[Visual layout records]

=-=-=-=-=

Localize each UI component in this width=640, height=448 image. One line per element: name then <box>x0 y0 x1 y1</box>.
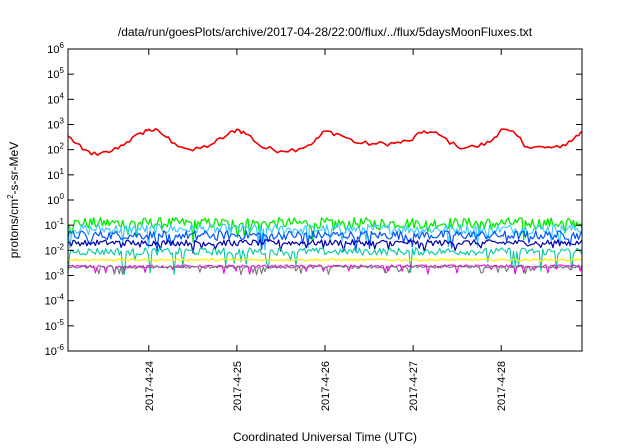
x-ticks: 2017-4-24 2017-4-25 2017-4-26 2017-4-27 2017… <box>144 49 508 411</box>
y-tick-base: 10 <box>47 145 59 157</box>
y-axis-label-sup: 2 <box>6 194 15 199</box>
x-axis-label: Coordinated Universal Time (UTC) <box>233 430 417 444</box>
x-tick-label: 2017-4-26 <box>320 361 332 411</box>
y-ticks: 10610510410310210110010-110-210-310-410-… <box>45 41 582 358</box>
series-line-1 <box>67 128 583 156</box>
y-tick-label: 103 <box>47 117 64 132</box>
y-tick-label: 10-3 <box>45 268 65 283</box>
x-tick-label: 2017-4-25 <box>232 361 244 411</box>
y-tick-exp: -2 <box>57 242 65 251</box>
y-tick-exp: 4 <box>60 91 65 100</box>
y-tick-exp: 5 <box>60 66 65 75</box>
y-tick-label: 10-4 <box>45 293 65 308</box>
y-tick-label: 10-5 <box>45 318 65 333</box>
series-line-5 <box>67 239 583 254</box>
series-layer <box>67 128 583 276</box>
y-tick-label: 101 <box>47 167 64 182</box>
y-axis-label-rest: -s-sr-MeV <box>7 142 21 195</box>
series-line-8 <box>67 264 583 275</box>
y-tick-base: 10 <box>47 170 59 182</box>
y-tick-base: 10 <box>47 94 59 106</box>
y-tick-exp: -1 <box>57 217 65 226</box>
y-axis-label: protons/cm2-s-sr-MeV <box>6 142 21 258</box>
y-tick-exp: 6 <box>60 41 65 50</box>
y-tick-exp: 0 <box>60 192 65 201</box>
x-tick-label: 2017-4-24 <box>144 361 156 411</box>
y-axis-label-base: protons/cm <box>7 199 21 258</box>
series-line-7 <box>67 258 583 262</box>
y-tick-label: 100 <box>47 192 64 207</box>
y-tick-base: 10 <box>47 44 59 56</box>
y-tick-label: 102 <box>47 142 64 157</box>
y-tick-base: 10 <box>45 271 57 283</box>
y-tick-label: 10-2 <box>45 242 65 257</box>
y-tick-base: 10 <box>47 120 59 132</box>
series-line-4 <box>67 230 583 253</box>
y-tick-exp: 3 <box>60 117 65 126</box>
x-tick-label: 2017-4-27 <box>408 361 420 411</box>
y-tick-base: 10 <box>45 346 57 358</box>
y-tick-base: 10 <box>47 195 59 207</box>
y-tick-base: 10 <box>45 296 57 308</box>
y-tick-label: 106 <box>47 41 64 56</box>
series-line-6 <box>67 247 583 275</box>
series-line-9 <box>67 265 583 276</box>
y-tick-exp: 2 <box>60 142 65 151</box>
y-tick-label: 105 <box>47 66 64 81</box>
chart-title: /data/run/goesPlots/archive/2017-04-28/2… <box>118 25 533 39</box>
y-tick-base: 10 <box>45 245 57 257</box>
y-tick-label: 10-1 <box>45 217 65 232</box>
x-tick-label: 2017-4-28 <box>496 361 508 411</box>
y-tick-exp: -4 <box>57 293 65 302</box>
y-tick-exp: -3 <box>57 268 65 277</box>
y-tick-label: 10-6 <box>45 343 65 358</box>
y-tick-base: 10 <box>45 321 57 333</box>
y-tick-base: 10 <box>45 220 57 232</box>
y-tick-exp: -5 <box>57 318 65 327</box>
y-tick-exp: -6 <box>57 343 65 352</box>
y-tick-base: 10 <box>47 69 59 81</box>
y-tick-label: 104 <box>47 91 64 106</box>
y-tick-exp: 1 <box>60 167 65 176</box>
plot-frame <box>67 48 583 352</box>
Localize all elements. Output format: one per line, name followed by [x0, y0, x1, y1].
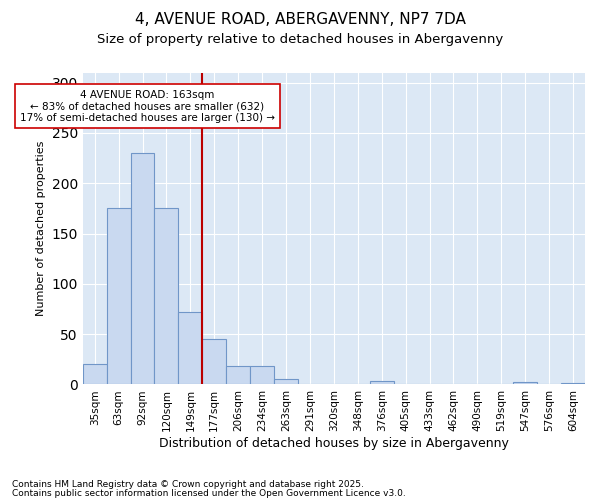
Bar	[154, 208, 178, 384]
Bar	[274, 380, 298, 384]
X-axis label: Distribution of detached houses by size in Abergavenny: Distribution of detached houses by size …	[159, 437, 509, 450]
Text: Size of property relative to detached houses in Abergavenny: Size of property relative to detached ho…	[97, 32, 503, 46]
Bar	[107, 208, 131, 384]
Bar	[513, 382, 537, 384]
Bar	[370, 382, 394, 384]
Text: Contains public sector information licensed under the Open Government Licence v3: Contains public sector information licen…	[12, 489, 406, 498]
Bar	[202, 339, 226, 384]
Text: 4, AVENUE ROAD, ABERGAVENNY, NP7 7DA: 4, AVENUE ROAD, ABERGAVENNY, NP7 7DA	[134, 12, 466, 28]
Text: 4 AVENUE ROAD: 163sqm
← 83% of detached houses are smaller (632)
17% of semi-det: 4 AVENUE ROAD: 163sqm ← 83% of detached …	[20, 90, 275, 123]
Bar	[83, 364, 107, 384]
Bar	[226, 366, 250, 384]
Y-axis label: Number of detached properties: Number of detached properties	[36, 141, 46, 316]
Text: Contains HM Land Registry data © Crown copyright and database right 2025.: Contains HM Land Registry data © Crown c…	[12, 480, 364, 489]
Bar	[250, 366, 274, 384]
Bar	[131, 153, 154, 384]
Bar	[178, 312, 202, 384]
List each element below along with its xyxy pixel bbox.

=-=-=-=-=

WHAT YOU ARE ASKED TO DO:
Set down every line of the material above without changing a character, and leave the pictures out.

FULL ANSWER:
Localize each UI component in this width=640, height=448 image. One line per element: name then <box>x0 y0 x1 y1</box>.
x-ticks: 2017-4-24 2017-4-25 2017-4-26 2017-4-27 2017… <box>144 49 508 411</box>
y-tick-base: 10 <box>47 145 59 157</box>
y-axis-label-sup: 2 <box>6 194 15 199</box>
x-axis-label: Coordinated Universal Time (UTC) <box>233 430 417 444</box>
x-tick-label: 2017-4-26 <box>320 361 332 411</box>
y-ticks: 10610510410310210110010-110-210-310-410-… <box>45 41 582 358</box>
series-line-1 <box>67 128 583 156</box>
y-tick-label: 103 <box>47 117 64 132</box>
y-tick-label: 10-3 <box>45 268 65 283</box>
x-tick-label: 2017-4-25 <box>232 361 244 411</box>
y-tick-exp: -2 <box>57 242 65 251</box>
y-tick-exp: 4 <box>60 91 65 100</box>
y-tick-exp: 5 <box>60 66 65 75</box>
y-tick-label: 10-4 <box>45 293 65 308</box>
y-tick-label: 10-5 <box>45 318 65 333</box>
series-line-5 <box>67 239 583 254</box>
series-layer <box>67 128 583 276</box>
y-tick-label: 101 <box>47 167 64 182</box>
y-axis-label-rest: -s-sr-MeV <box>7 142 21 195</box>
series-line-8 <box>67 264 583 275</box>
y-tick-base: 10 <box>47 170 59 182</box>
y-tick-base: 10 <box>47 94 59 106</box>
y-tick-exp: -1 <box>57 217 65 226</box>
y-axis-label: protons/cm2-s-sr-MeV <box>6 142 21 258</box>
y-tick-exp: 6 <box>60 41 65 50</box>
y-tick-exp: 0 <box>60 192 65 201</box>
x-tick-label: 2017-4-24 <box>144 361 156 411</box>
y-axis-label-base: protons/cm <box>7 199 21 258</box>
series-line-7 <box>67 258 583 262</box>
y-tick-label: 100 <box>47 192 64 207</box>
y-tick-base: 10 <box>47 44 59 56</box>
y-tick-label: 102 <box>47 142 64 157</box>
y-tick-base: 10 <box>45 271 57 283</box>
y-tick-label: 10-2 <box>45 242 65 257</box>
y-tick-base: 10 <box>47 120 59 132</box>
series-line-4 <box>67 230 583 253</box>
y-tick-exp: 3 <box>60 117 65 126</box>
x-tick-label: 2017-4-27 <box>408 361 420 411</box>
y-tick-base: 10 <box>45 346 57 358</box>
y-tick-base: 10 <box>47 195 59 207</box>
y-tick-base: 10 <box>45 296 57 308</box>
y-tick-label: 106 <box>47 41 64 56</box>
series-line-6 <box>67 247 583 275</box>
series-line-9 <box>67 265 583 276</box>
y-tick-exp: 2 <box>60 142 65 151</box>
y-tick-label: 105 <box>47 66 64 81</box>
chart-title: /data/run/goesPlots/archive/2017-04-28/2… <box>118 25 533 39</box>
y-tick-base: 10 <box>45 245 57 257</box>
y-tick-label: 10-1 <box>45 217 65 232</box>
x-tick-label: 2017-4-28 <box>496 361 508 411</box>
y-tick-exp: -4 <box>57 293 65 302</box>
y-tick-exp: -3 <box>57 268 65 277</box>
y-tick-label: 10-6 <box>45 343 65 358</box>
y-tick-base: 10 <box>45 321 57 333</box>
y-tick-base: 10 <box>45 220 57 232</box>
y-tick-exp: -5 <box>57 318 65 327</box>
y-tick-exp: -6 <box>57 343 65 352</box>
y-tick-base: 10 <box>47 69 59 81</box>
y-tick-label: 104 <box>47 91 64 106</box>
y-tick-exp: 1 <box>60 167 65 176</box>
plot-frame <box>67 48 583 352</box>
Localize all elements. Output format: one per line, name followed by [x0, y0, x1, y1].
Bar	[154, 208, 178, 384]
Bar	[274, 380, 298, 384]
X-axis label: Distribution of detached houses by size in Abergavenny: Distribution of detached houses by size …	[159, 437, 509, 450]
Text: Size of property relative to detached houses in Abergavenny: Size of property relative to detached ho…	[97, 32, 503, 46]
Bar	[107, 208, 131, 384]
Bar	[513, 382, 537, 384]
Bar	[370, 382, 394, 384]
Text: Contains public sector information licensed under the Open Government Licence v3: Contains public sector information licen…	[12, 489, 406, 498]
Bar	[202, 339, 226, 384]
Text: 4, AVENUE ROAD, ABERGAVENNY, NP7 7DA: 4, AVENUE ROAD, ABERGAVENNY, NP7 7DA	[134, 12, 466, 28]
Text: 4 AVENUE ROAD: 163sqm
← 83% of detached houses are smaller (632)
17% of semi-det: 4 AVENUE ROAD: 163sqm ← 83% of detached …	[20, 90, 275, 123]
Bar	[83, 364, 107, 384]
Bar	[226, 366, 250, 384]
Y-axis label: Number of detached properties: Number of detached properties	[36, 141, 46, 316]
Text: Contains HM Land Registry data © Crown copyright and database right 2025.: Contains HM Land Registry data © Crown c…	[12, 480, 364, 489]
Bar	[250, 366, 274, 384]
Bar	[131, 153, 154, 384]
Bar	[178, 312, 202, 384]
List each element below along with its xyxy pixel bbox.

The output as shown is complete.